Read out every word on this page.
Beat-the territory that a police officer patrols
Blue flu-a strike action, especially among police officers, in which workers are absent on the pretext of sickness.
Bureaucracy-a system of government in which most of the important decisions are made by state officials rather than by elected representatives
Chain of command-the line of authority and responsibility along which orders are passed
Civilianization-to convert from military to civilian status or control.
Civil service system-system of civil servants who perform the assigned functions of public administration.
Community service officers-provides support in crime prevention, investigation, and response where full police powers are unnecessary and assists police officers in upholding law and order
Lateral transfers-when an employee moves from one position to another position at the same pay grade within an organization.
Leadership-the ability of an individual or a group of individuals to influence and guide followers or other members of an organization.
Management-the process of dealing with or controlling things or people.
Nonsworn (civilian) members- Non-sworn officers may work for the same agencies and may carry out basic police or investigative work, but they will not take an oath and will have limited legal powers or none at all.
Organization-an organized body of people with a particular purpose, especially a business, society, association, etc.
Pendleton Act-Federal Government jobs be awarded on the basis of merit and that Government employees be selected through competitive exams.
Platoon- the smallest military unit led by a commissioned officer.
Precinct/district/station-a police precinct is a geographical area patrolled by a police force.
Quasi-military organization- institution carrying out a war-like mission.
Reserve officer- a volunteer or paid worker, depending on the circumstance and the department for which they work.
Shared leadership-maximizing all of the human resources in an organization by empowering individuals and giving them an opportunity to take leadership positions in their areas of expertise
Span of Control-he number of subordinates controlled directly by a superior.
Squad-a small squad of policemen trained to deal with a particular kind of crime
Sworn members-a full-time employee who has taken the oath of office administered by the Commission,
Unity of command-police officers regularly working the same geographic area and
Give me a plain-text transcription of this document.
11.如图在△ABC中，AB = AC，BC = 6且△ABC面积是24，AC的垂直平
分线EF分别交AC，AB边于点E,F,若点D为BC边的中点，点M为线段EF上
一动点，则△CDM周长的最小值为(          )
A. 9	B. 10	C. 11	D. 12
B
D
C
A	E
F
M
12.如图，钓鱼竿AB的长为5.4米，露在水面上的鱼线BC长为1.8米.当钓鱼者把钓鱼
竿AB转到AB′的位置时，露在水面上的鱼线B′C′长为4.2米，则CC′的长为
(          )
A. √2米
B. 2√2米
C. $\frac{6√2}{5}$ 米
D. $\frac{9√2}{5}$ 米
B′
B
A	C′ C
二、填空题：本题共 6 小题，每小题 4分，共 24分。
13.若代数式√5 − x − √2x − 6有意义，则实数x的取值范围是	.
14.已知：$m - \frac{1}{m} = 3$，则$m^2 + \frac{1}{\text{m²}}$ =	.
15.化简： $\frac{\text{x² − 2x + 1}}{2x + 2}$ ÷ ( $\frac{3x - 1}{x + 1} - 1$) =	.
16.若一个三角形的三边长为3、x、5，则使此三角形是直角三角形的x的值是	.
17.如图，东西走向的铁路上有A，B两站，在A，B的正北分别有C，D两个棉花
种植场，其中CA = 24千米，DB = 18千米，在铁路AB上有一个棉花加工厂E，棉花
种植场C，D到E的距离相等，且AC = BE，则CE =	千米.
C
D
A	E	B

==============================

- _EXERCISE GOAL_: Repeat the material word for word, in full.

- _SOLUTION TO THIS EXERCISE_:
Read out every word on this page.
Beat-the territory that a police officer patrols
Blue flu-a strike action, especially among police officers, in which workers are absent on the pretext of sickness.
Bureaucracy-a system of government in which most of the important decisions are made by state officials rather than by elected representatives
Chain of command-the line of authority and responsibility along which orders are passed
Civilianization-to convert from military to civilian status or control.
Civil service system-system of civil servants who perform the assigned functions of public administration.
Community service officers-provides support in crime prevention, investigation, and response where full police powers are unnecessary and assists police officers in upholding law and order
Lateral transfers-when an employee moves from one position to another position at the same pay grade within an organization.
Leadership-the ability of an individual or a group of individuals to influence and guide followers or other members of an organization.
Management-the process of dealing with or controlling things or people.
Nonsworn (civilian) members- Non-sworn officers may work for the same agencies and may carry out basic police or investigative work, but they will not take an oath and will have limited legal powers or none at all.
Organization-an organized body of people with a particular purpose, especially a business, society, association, etc.
Pendleton Act-Federal Government jobs be awarded on the basis of merit and that Government employees be selected through competitive exams.
Platoon- the smallest military unit led by a commissioned officer.
Precinct/district/station-a police precinct is a geographical area patrolled by a police force.
Quasi-military organization- institution carrying out a war-like mission.
Reserve officer- a volunteer or paid worker, depending on the circumstance and the department for which they work.
Shared leadership-maximizing all of the human resources in an organization by empowering individuals and giving them an opportunity to take leadership positions in their areas of expertise
Span of Control-he number of subordinates controlled directly by a superior.
Squad-a small squad of policemen trained to deal with a particular kind of crime
Sworn members-a full-time employee who has taken the oath of office administered by the Commission,
Unity of command-police officers regularly working the same geographic area and
Give me a plain-text transcription of this document.
11.如图在△ABC中，AB = AC，BC = 6且△ABC面积是24，AC的垂直平
分线EF分别交AC，AB边于点E,F,若点D为BC边的中点，点M为线段EF上
一动点，则△CDM周长的最小值为(          )
A. 9	B. 10	C. 11	D. 12
B
D
C
A	E
F
M
12.如图，钓鱼竿AB的长为5.4米，露在水面上的鱼线BC长为1.8米.当钓鱼者把钓鱼
竿AB转到AB′的位置时，露在水面上的鱼线B′C′长为4.2米，则CC′的长为
(          )
A. √2米
B. 2√2米
C. $\frac{6√2}{5}$ 米
D. $\frac{9√2}{5}$ 米
B′
B
A	C′ C
二、填空题：本题共 6 小题，每小题 4分，共 24分。
13.若代数式√5 − x − √2x − 6有意义，则实数x的取值范围是	.
14.已知：$m - \frac{1}{m} = 3$，则$m^2 + \frac{1}{\text{m²}}$ =	.
15.化简： $\frac{\text{x² − 2x + 1}}{2x + 2}$ ÷ ( $\frac{3x - 1}{x + 1} - 1$) =	.
16.若一个三角形的三边长为3、x、5，则使此三角形是直角三角形的x的值是	.
17.如图，东西走向的铁路上有A，B两站，在A，B的正北分别有C，D两个棉花
种植场，其中CA = 24千米，DB = 18千米，在铁路AB上有一个棉花加工厂E，棉花
种植场C，D到E的距离相等，且AC = BE，则CE =	千米.
C
D
A	E	B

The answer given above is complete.